PROBLEM REQUIREMENTS: Locate and copy all lines bearing the word "Anfang".

------ DATA SECTION

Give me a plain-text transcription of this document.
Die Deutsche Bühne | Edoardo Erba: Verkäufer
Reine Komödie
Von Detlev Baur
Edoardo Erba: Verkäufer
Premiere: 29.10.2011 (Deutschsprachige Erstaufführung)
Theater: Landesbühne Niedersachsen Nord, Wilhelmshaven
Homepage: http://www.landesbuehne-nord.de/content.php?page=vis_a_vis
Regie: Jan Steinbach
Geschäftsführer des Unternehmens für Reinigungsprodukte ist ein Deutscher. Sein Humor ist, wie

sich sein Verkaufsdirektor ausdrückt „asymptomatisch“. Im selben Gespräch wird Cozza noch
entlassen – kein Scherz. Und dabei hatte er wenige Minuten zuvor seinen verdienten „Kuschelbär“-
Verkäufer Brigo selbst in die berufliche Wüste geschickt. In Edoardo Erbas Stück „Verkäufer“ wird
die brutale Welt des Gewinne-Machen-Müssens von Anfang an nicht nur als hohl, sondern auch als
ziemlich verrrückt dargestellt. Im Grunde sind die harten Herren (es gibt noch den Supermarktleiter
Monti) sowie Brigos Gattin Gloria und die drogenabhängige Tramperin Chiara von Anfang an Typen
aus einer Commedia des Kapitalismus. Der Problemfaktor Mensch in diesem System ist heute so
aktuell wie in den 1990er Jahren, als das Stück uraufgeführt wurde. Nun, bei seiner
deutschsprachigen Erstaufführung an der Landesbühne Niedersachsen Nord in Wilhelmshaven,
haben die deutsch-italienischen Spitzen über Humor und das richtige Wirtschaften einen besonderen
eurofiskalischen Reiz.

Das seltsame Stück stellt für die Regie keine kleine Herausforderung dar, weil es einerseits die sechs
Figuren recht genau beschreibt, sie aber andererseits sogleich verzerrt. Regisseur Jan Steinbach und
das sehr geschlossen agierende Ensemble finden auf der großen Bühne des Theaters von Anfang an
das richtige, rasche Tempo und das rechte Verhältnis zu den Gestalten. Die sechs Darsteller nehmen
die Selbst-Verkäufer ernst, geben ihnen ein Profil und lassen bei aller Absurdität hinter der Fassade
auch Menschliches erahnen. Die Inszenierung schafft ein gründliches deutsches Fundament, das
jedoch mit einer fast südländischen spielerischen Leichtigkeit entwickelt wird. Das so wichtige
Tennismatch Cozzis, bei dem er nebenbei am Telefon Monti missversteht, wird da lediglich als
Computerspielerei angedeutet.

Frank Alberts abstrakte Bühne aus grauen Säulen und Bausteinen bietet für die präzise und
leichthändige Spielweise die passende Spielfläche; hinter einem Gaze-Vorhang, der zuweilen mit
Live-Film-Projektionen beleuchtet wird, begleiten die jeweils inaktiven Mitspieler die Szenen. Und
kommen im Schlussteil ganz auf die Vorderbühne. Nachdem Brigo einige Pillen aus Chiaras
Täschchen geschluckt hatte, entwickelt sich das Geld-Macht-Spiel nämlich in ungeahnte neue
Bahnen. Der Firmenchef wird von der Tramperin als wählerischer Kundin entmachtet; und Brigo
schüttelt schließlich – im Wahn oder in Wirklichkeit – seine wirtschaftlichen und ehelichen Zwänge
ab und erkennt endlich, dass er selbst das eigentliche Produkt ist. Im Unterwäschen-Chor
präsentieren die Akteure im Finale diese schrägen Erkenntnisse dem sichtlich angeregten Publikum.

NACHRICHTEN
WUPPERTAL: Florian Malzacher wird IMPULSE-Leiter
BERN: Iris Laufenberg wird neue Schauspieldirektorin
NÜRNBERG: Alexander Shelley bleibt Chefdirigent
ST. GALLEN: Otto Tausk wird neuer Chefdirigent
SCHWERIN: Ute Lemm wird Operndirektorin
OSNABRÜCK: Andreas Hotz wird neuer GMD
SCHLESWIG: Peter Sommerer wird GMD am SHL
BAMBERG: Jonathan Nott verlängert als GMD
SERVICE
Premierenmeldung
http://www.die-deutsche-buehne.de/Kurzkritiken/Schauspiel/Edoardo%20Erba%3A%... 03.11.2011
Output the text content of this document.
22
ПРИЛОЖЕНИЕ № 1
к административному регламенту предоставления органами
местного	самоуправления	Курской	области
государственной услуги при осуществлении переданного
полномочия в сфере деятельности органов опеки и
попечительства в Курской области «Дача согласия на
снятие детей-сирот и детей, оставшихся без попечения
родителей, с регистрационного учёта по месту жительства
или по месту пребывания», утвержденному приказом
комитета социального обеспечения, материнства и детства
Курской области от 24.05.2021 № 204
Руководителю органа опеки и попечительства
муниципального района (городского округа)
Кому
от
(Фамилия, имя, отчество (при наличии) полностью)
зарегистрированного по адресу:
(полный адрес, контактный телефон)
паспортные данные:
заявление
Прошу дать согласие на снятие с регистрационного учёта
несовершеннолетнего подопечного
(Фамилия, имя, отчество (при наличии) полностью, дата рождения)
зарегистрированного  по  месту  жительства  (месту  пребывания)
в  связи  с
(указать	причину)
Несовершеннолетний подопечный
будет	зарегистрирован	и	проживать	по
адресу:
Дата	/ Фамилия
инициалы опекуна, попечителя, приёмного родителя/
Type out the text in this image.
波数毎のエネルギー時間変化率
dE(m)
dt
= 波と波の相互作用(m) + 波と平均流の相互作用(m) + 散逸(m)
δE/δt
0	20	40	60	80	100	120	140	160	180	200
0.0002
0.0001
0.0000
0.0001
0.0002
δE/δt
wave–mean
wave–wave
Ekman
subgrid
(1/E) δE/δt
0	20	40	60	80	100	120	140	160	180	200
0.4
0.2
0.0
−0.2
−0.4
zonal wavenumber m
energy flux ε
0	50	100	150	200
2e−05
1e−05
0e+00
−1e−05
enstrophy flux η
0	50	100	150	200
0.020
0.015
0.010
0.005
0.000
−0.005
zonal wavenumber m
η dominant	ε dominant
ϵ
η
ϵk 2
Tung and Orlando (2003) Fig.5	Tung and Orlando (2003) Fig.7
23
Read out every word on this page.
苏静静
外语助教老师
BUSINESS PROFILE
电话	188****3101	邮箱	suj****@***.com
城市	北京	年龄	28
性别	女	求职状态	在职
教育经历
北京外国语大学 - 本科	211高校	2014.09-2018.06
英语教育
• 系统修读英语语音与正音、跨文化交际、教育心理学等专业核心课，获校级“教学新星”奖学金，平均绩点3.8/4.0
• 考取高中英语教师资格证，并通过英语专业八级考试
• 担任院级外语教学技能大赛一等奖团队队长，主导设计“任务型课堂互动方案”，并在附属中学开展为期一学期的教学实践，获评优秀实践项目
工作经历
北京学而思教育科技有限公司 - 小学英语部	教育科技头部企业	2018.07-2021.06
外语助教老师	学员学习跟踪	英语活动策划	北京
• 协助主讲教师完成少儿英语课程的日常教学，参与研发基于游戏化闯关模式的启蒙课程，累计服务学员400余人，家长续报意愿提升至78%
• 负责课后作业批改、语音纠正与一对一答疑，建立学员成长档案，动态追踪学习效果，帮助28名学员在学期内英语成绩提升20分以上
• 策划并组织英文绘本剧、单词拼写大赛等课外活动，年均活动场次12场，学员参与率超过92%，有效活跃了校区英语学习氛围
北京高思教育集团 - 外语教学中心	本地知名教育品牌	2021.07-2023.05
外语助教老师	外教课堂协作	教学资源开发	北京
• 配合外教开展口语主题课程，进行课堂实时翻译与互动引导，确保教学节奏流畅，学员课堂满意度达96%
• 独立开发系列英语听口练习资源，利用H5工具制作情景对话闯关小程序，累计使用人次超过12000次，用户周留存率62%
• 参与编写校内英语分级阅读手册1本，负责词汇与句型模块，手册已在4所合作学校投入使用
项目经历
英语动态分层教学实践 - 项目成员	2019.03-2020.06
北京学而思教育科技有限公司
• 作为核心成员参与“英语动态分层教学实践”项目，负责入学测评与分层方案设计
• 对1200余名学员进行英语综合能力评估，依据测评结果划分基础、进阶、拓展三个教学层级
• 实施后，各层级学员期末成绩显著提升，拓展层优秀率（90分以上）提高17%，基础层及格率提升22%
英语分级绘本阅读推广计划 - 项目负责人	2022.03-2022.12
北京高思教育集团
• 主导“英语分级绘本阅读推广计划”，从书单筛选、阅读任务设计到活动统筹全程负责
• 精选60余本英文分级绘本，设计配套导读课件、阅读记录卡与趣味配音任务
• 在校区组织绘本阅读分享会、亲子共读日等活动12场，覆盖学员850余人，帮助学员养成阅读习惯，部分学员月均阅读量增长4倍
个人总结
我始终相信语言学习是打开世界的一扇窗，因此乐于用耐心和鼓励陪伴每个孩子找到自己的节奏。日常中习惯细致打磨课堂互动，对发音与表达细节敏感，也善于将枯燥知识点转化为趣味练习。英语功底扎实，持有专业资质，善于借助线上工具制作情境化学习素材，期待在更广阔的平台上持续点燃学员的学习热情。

------------

THE COMPLETED TASK:
die brutale Welt des Gewinne-Machen-Müssens von Anfang an nicht nur als hohl, sondern auch als
Monti) sowie Brigos Gattin Gloria und die drogenabhängige Tramperin Chiara von Anfang an Typen
das sehr geschlossen agierende Ensemble finden auf der großen Bühne des Theaters von Anfang an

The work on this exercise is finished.